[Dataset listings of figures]
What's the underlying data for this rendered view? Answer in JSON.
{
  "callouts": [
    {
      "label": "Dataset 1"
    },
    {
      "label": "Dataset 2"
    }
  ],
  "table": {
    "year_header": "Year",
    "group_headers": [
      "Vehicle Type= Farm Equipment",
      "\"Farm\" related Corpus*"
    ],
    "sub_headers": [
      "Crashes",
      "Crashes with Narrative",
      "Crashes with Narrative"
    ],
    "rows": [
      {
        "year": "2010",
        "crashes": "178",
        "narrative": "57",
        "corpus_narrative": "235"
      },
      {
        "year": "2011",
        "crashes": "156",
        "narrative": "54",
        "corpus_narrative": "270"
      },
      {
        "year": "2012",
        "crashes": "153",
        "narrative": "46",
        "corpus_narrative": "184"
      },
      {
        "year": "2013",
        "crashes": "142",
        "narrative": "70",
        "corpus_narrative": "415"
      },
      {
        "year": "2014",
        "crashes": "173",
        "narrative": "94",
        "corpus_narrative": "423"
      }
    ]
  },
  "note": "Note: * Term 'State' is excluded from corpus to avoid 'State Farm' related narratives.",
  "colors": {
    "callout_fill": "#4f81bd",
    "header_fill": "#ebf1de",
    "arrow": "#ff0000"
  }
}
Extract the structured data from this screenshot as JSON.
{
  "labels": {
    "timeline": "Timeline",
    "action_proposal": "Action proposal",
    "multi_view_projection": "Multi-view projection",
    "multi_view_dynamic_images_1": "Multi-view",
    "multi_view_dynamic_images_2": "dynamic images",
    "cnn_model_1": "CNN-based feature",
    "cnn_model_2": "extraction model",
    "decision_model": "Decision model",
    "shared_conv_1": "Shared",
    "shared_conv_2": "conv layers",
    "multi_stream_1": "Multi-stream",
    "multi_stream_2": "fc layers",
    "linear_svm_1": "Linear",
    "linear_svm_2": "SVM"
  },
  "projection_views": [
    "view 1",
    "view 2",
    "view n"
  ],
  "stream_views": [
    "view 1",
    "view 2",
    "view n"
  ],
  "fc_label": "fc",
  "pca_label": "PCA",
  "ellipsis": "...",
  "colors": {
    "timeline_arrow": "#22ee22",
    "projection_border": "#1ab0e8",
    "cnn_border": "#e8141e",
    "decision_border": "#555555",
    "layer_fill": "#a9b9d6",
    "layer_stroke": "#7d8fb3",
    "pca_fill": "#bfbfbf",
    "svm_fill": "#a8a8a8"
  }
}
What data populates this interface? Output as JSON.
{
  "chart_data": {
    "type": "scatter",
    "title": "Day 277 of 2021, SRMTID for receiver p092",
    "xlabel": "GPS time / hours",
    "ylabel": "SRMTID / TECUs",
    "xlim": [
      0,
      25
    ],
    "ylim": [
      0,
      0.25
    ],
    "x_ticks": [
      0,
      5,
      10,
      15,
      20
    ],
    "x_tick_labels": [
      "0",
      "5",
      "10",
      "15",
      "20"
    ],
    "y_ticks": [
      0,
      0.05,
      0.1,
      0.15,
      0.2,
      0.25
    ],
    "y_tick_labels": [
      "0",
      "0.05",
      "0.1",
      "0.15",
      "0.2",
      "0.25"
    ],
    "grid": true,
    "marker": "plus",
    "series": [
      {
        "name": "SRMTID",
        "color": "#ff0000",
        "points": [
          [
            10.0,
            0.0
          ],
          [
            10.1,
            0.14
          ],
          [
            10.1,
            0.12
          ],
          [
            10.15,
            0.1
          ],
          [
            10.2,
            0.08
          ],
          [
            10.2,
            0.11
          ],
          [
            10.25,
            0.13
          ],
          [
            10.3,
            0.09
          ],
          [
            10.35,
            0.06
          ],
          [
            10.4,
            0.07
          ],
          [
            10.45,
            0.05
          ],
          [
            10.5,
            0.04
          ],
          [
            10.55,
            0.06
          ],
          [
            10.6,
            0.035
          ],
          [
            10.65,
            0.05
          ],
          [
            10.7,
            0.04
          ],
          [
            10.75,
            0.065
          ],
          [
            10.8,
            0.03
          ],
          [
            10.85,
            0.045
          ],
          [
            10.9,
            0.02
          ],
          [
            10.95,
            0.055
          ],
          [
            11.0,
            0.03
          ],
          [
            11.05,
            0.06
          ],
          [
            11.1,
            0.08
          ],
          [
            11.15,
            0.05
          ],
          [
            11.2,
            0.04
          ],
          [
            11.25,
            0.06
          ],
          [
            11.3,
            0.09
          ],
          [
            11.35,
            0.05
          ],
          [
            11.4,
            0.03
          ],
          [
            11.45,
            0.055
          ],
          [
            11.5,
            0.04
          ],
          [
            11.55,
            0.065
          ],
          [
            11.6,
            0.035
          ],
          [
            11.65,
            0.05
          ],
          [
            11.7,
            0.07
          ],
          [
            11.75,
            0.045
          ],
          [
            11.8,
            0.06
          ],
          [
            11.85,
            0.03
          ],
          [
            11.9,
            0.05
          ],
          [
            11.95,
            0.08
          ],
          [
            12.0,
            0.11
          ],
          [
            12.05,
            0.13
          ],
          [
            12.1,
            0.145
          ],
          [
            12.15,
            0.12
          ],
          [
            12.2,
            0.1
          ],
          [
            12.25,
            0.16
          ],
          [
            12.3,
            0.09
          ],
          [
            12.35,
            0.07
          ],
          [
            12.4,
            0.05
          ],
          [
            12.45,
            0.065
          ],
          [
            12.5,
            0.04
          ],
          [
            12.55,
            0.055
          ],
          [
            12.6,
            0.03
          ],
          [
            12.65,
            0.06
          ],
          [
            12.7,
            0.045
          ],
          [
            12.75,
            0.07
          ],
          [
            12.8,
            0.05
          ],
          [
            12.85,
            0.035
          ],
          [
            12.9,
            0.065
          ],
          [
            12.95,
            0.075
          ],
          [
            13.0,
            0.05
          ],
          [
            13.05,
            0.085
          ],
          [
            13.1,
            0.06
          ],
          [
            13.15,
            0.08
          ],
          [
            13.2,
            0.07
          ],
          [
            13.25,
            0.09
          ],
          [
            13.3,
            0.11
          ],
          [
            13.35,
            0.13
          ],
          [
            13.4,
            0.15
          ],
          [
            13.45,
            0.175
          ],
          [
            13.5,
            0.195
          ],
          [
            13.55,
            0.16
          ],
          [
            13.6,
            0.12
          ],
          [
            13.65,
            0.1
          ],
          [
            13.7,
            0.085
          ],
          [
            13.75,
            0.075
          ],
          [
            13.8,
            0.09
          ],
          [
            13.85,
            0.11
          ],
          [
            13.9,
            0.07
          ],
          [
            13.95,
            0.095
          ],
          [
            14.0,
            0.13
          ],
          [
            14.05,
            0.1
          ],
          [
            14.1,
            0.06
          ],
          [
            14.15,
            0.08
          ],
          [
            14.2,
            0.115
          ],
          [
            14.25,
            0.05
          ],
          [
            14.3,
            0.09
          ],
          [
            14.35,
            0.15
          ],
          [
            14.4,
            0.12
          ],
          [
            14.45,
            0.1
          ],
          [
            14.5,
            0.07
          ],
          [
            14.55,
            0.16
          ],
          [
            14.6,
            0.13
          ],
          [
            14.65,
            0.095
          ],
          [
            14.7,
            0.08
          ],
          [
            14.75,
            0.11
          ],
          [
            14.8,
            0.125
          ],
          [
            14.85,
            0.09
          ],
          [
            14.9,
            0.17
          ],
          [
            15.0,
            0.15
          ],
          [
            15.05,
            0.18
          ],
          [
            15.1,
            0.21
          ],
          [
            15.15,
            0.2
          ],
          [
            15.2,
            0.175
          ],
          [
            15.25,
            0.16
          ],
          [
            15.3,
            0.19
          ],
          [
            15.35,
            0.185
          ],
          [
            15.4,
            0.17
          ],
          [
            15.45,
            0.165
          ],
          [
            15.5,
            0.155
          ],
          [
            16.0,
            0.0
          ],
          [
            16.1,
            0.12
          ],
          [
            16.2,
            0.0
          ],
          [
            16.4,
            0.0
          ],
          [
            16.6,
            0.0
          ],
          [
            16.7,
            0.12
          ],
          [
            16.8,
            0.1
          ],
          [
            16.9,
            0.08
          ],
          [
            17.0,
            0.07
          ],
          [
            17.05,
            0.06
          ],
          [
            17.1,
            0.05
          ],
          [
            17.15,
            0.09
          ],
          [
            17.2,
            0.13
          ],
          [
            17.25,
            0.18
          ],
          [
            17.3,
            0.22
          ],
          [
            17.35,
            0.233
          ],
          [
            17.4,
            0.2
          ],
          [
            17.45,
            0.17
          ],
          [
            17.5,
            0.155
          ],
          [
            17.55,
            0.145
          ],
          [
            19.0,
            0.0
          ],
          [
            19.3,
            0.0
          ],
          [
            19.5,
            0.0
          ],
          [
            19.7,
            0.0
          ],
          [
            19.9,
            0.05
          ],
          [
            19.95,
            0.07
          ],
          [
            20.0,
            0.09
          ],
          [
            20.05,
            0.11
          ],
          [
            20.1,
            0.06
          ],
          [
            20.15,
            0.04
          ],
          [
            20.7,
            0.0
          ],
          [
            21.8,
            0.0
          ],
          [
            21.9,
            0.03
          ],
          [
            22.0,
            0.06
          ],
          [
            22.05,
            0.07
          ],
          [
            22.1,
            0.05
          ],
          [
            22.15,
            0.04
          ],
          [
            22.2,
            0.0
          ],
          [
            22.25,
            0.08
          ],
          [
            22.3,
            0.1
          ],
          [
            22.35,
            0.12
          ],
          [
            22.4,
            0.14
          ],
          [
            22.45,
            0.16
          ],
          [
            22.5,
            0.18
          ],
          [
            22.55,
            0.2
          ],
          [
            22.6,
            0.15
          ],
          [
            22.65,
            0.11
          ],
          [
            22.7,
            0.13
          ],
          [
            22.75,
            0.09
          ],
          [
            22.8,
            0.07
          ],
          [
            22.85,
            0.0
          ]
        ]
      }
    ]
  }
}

■ AIM
Give only the number of lines in the data that hold the string "related".

■ RESPONSE
2